**What you are asked to do**
Each record below must be returned exactly as shown.

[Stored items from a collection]
============

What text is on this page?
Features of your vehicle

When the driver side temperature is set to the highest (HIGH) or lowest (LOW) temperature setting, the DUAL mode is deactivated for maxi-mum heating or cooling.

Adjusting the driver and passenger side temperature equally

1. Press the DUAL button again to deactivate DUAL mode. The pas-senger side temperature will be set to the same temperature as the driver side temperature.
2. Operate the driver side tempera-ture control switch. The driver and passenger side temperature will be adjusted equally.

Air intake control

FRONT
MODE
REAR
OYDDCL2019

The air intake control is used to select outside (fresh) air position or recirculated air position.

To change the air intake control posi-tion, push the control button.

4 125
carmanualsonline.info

============

**Solution to this problem**
What text is on this page?
Features of your vehicle

When the driver side temperature is set to the highest (HIGH) or lowest (LOW) temperature setting, the DUAL mode is deactivated for maxi-mum heating or cooling.

Adjusting the driver and passenger side temperature equally

1. Press the DUAL button again to deactivate DUAL mode. The pas-senger side temperature will be set to the same temperature as the driver side temperature.
2. Operate the driver side tempera-ture control switch. The driver and passenger side temperature will be adjusted equally.

Air intake control

FRONT
MODE
REAR
OYDDCL2019

The air intake control is used to select outside (fresh) air position or recirculated air position.

To change the air intake control posi-tion, push the control button.

4 125
carmanualsonline.info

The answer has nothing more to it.